## The task:
Look through the data below. Pick out the lines holding the string "color".

## Source records:
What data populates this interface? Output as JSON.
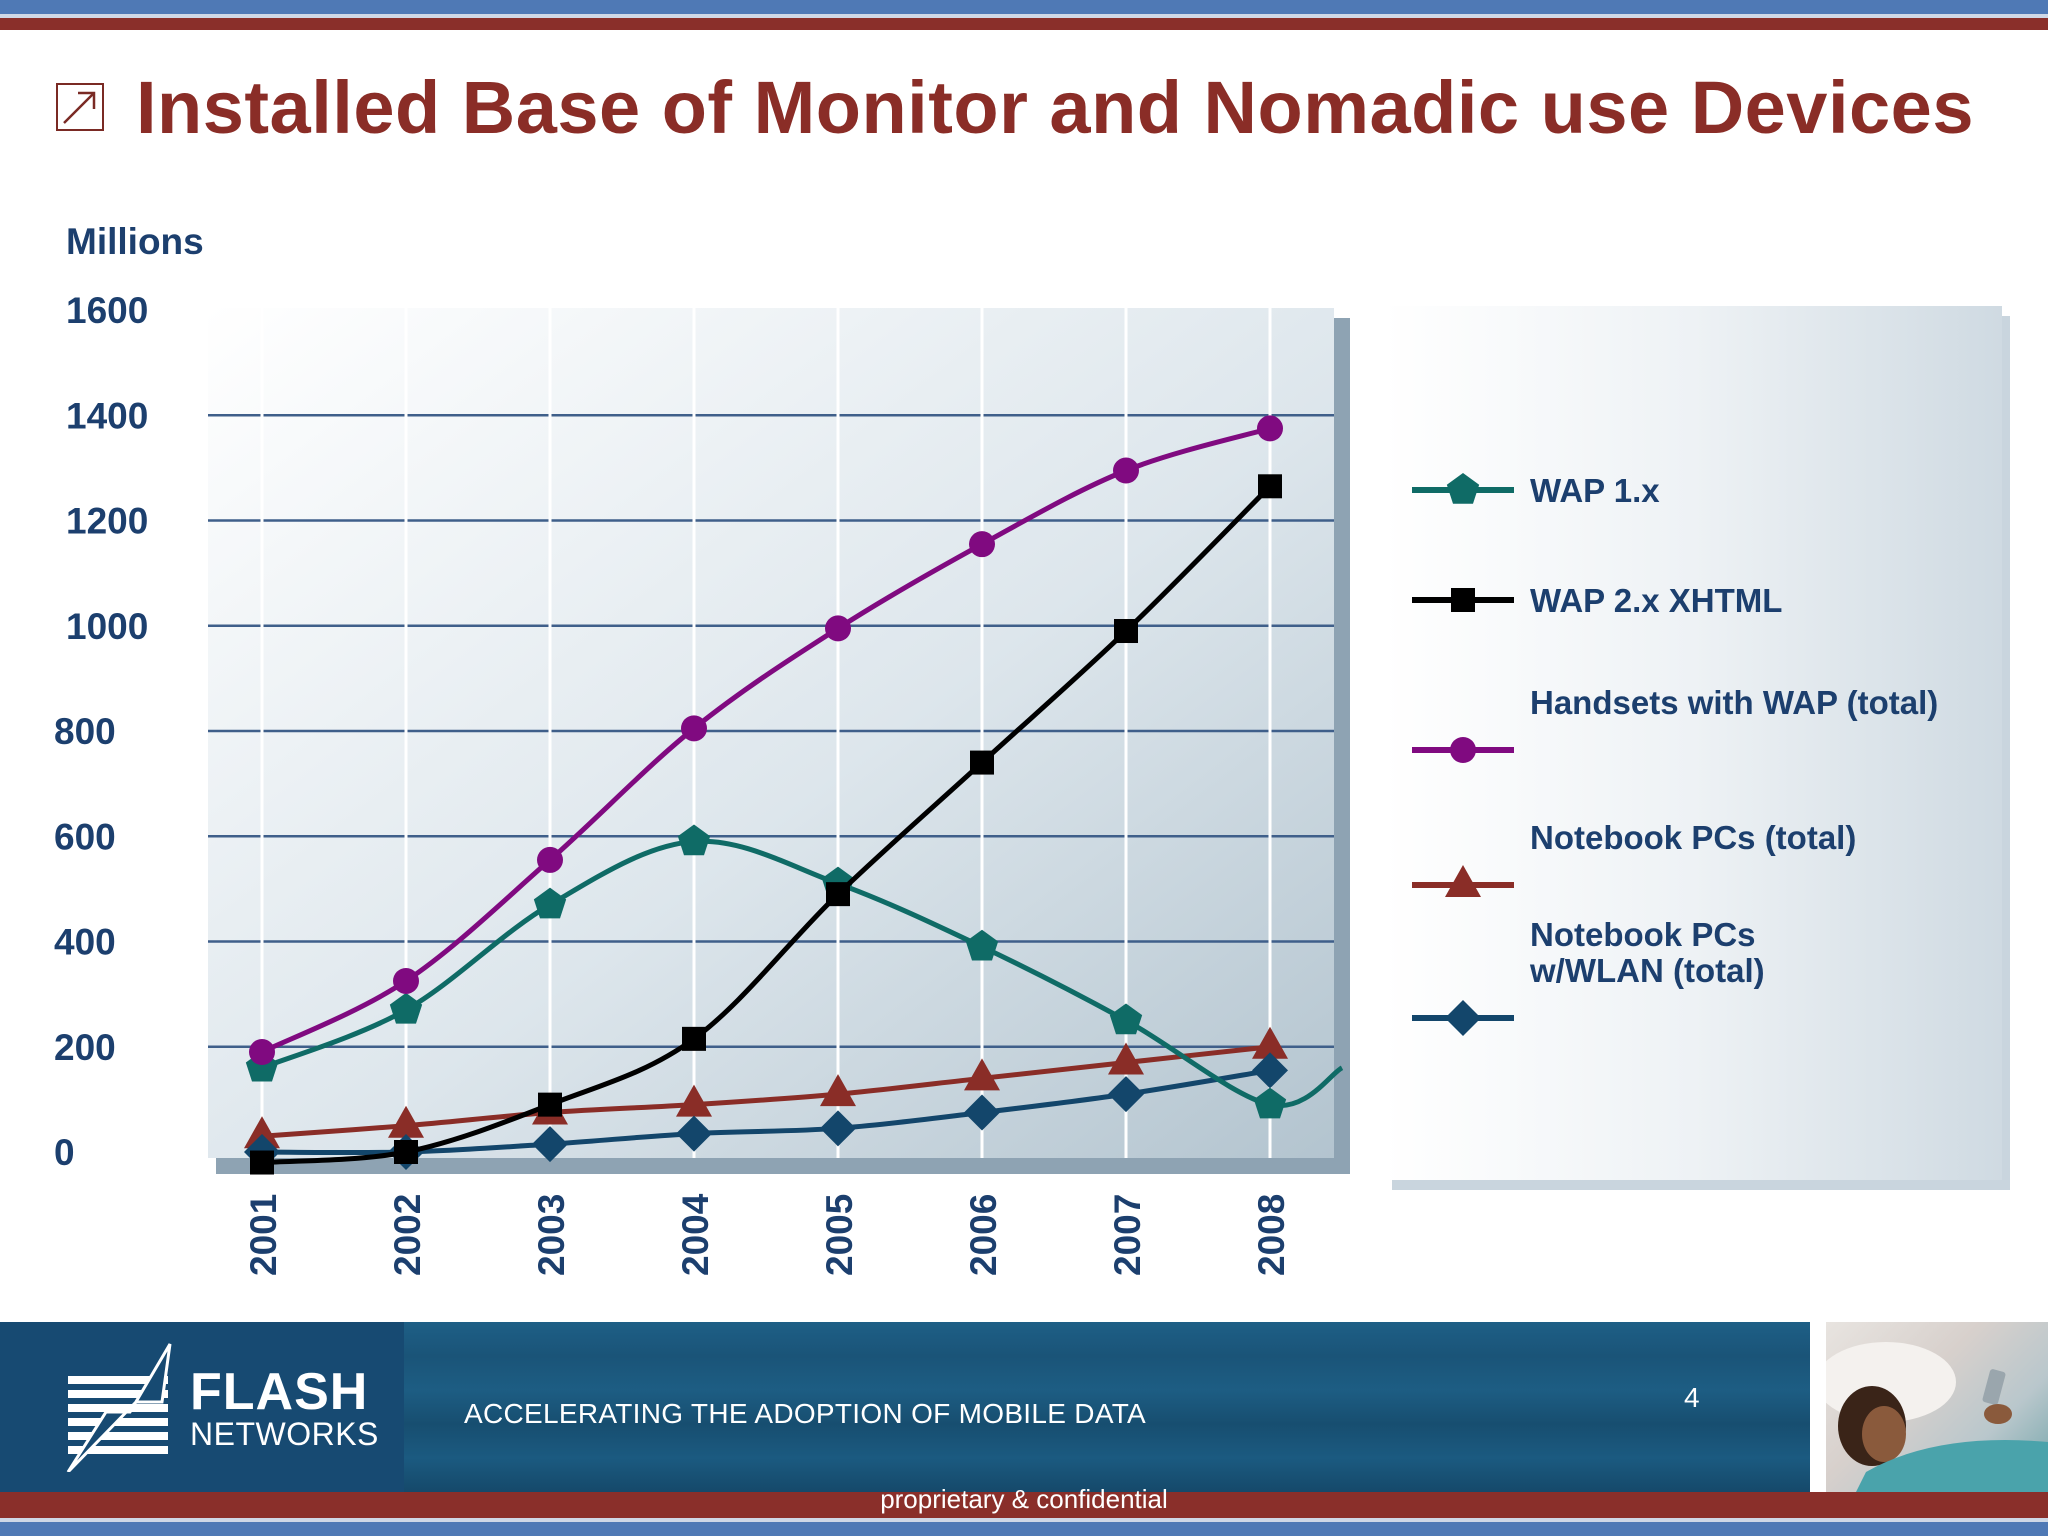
{
  "slide": {
    "title": "Installed Base of Monitor and Nomadic use Devices",
    "footer_tagline": "ACCELERATING THE ADOPTION OF MOBILE DATA",
    "page_number": "4",
    "confidential": "proprietary & confidential",
    "logo_line1": "FLASH",
    "logo_line2": "NETWORKS"
  },
  "chart_data": {
    "type": "line",
    "ylabel": "Millions",
    "ylim": [
      0,
      1600
    ],
    "yticks": [
      0,
      200,
      400,
      600,
      800,
      1000,
      1200,
      1400,
      1600
    ],
    "categories": [
      "2001",
      "2002",
      "2003",
      "2004",
      "2005",
      "2006",
      "2007",
      "2008"
    ],
    "grid": true,
    "legend_position": "right",
    "series": [
      {
        "name": "WAP 1.x",
        "color": "#0f6b66",
        "marker": "pentagon",
        "values": [
          160,
          270,
          470,
          590,
          510,
          390,
          250,
          90
        ],
        "line_end_x": 7.5,
        "line_end_value": 160
      },
      {
        "name": "WAP 2.x XHTML",
        "color": "#000000",
        "marker": "square",
        "values": [
          -20,
          0,
          90,
          215,
          490,
          740,
          990,
          1265
        ]
      },
      {
        "name": "Handsets with WAP (total)",
        "color": "#800a80",
        "marker": "circle",
        "values": [
          190,
          325,
          555,
          805,
          995,
          1155,
          1295,
          1375
        ]
      },
      {
        "name": "Notebook PCs (total)",
        "color": "#8a2d27",
        "marker": "triangle",
        "values": [
          30,
          50,
          75,
          90,
          110,
          140,
          170,
          200
        ]
      },
      {
        "name": "Notebook PCs w/WLAN (total)",
        "legend_lines": [
          "Notebook PCs",
          "w/WLAN (total)"
        ],
        "color": "#13466b",
        "marker": "diamond",
        "values": [
          0,
          0,
          15,
          35,
          45,
          75,
          110,
          155
        ]
      }
    ]
  }
}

## Solution:
        "color": "#0f6b66",
        "color": "#000000",
        "color": "#800a80",
        "color": "#8a2d27",
        "color": "#13466b",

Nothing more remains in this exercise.